- [作業内容 1]: 『迷い家』の商品説明のうち、「妹を捜して屋敷を探索するが、」から「妹探しに協力してくれるという太郎だったが、そこにはあるたくらみがあった。」までを、両端を含めてそのまま書き写すこと。
- [作業内容 2]:
『迷い家』の商品説明を読み、次の問いに答えよ。
(a) 心造が生き残った空襲は何か。
(b) 屋敷で心造を助けた老犬の名は何か。
(c) 時代が下った後、香苗は古森塚で何になったか。

- [課題文]:
【詳細】
初版帯付 山吹静吽 迷い家 第24回日本ホラー小説大賞 角川書店刊
2017年11月9日初版 株式会社KADOKAWA発行 帯付
第24回日本ホラー小説大賞優秀賞受賞 少年が囚われた「山のお屋敷」は…
ここは迷い家。妖と霊宝を隠世(かくりよ)に閉じ込める屋敷――
昭和20年。火の雨降る東京大空襲から生き残った少年・冬野心造は、遅れて母校の集団疎開に合流した。
民話が息づく地・古森塚で、妹の真那子が行方不明となる。
妹と一緒に脱走を図った香苗の証言を基に山に分け入った心造の前に忽然と現れたのは、見渡す限りの蕗の原にたたずむ巨大な屋敷だった。
妹を捜して屋敷を探索するが、妖怪とでも言うべき怪物に次々と襲撃される心造。彼を助けたのは、老犬「しっぺい太郎」だった。
しっぺい太郎が語るには、屋敷は現世を追われた妖や、霊宝と言われる道具を封じるための異界で、稀に人も閉じ込められるという。
妹探しに協力してくれるという太郎だったが、そこにはあるたくらみがあった。
そして、脱出を図り様々な霊宝を使ううちに、大日本帝国の勝利を願う軍国少年としての紅蓮の野望が、心造の心に芽生えてくる。果たして心造が試みたことは、その結末は……。
◆
時代は下り、古森塚で教師になった香苗。街は、東京オリンピック決定で浮かれている。
香苗には、どうしてもぼやけてしまう疎開時代の記憶があった。
ある日、病院から姿を消した義父の後を追い山に入った香苗は、山中で巨大な屋敷を発見し……。
少年の哀しき紅蓮の野望が怪異まみれの「お屋敷」と共振する、新時代の怪奇冒険小説!
『遠野物語』はじめ様々な民話伝承を壮大な物語に取り込み、
清濁と、今昔と、栄枯と、虚実と、人と怪とを併せ呑んだ規格外の山怪譚。
山吹 静吽
1987年京都府生まれ、大阪府在住。龍谷大学法学部卒。現在、介護士。2017年、「迷い家」で第24回日本ホラー小説大賞〈優秀賞〉を受賞し、デビュー。
【状態】
経年劣化により若干の焼け、カバーにスレ、傷、フチヨレは御座いますが、概ね良好です。
※帯に折れ跡とシミが御座います。

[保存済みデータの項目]

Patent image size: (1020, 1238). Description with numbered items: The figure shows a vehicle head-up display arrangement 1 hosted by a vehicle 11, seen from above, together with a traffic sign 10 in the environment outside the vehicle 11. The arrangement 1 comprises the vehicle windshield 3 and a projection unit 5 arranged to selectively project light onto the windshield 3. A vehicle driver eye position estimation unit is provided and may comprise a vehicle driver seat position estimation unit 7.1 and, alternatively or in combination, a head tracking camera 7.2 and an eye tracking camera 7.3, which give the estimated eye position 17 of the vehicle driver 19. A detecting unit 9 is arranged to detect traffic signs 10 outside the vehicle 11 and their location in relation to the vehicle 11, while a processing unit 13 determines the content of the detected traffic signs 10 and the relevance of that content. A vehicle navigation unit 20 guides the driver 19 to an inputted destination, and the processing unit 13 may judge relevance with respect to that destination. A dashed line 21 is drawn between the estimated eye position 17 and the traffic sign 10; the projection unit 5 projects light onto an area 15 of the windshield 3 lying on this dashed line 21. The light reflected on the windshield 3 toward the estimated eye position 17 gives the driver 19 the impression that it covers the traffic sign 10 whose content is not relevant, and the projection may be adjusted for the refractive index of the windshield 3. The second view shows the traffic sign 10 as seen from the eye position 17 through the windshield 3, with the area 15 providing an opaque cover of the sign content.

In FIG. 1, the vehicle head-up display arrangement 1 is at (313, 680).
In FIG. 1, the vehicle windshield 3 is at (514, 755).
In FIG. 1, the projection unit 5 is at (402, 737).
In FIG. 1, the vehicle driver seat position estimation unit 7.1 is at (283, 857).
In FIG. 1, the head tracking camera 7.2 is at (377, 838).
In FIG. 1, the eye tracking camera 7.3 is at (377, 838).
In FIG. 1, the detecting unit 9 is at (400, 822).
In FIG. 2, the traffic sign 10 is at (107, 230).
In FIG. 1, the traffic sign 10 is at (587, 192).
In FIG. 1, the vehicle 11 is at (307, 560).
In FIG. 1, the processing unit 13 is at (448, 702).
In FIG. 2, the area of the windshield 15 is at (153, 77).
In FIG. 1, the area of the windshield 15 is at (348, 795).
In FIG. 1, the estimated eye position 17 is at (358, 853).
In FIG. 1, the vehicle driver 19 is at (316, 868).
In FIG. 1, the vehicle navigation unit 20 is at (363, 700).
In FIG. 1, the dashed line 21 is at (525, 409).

- [解答 1]:
妹を捜して屋敷を探索するが、妖怪とでも言うべき怪物に次々と襲撃される心造。彼を助けたのは、老犬「しっぺい太郎」だった。
しっぺい太郎が語るには、屋敷は現世を追われた妖や、霊宝と言われる道具を封じるための異界で、稀に人も閉じ込められるという。
妹探しに協力してくれるという太郎だったが、そこにはあるたくらみがあった。

- [解答 2]:
(a) 東京大空襲
(b) しっぺい太郎
(c) 教師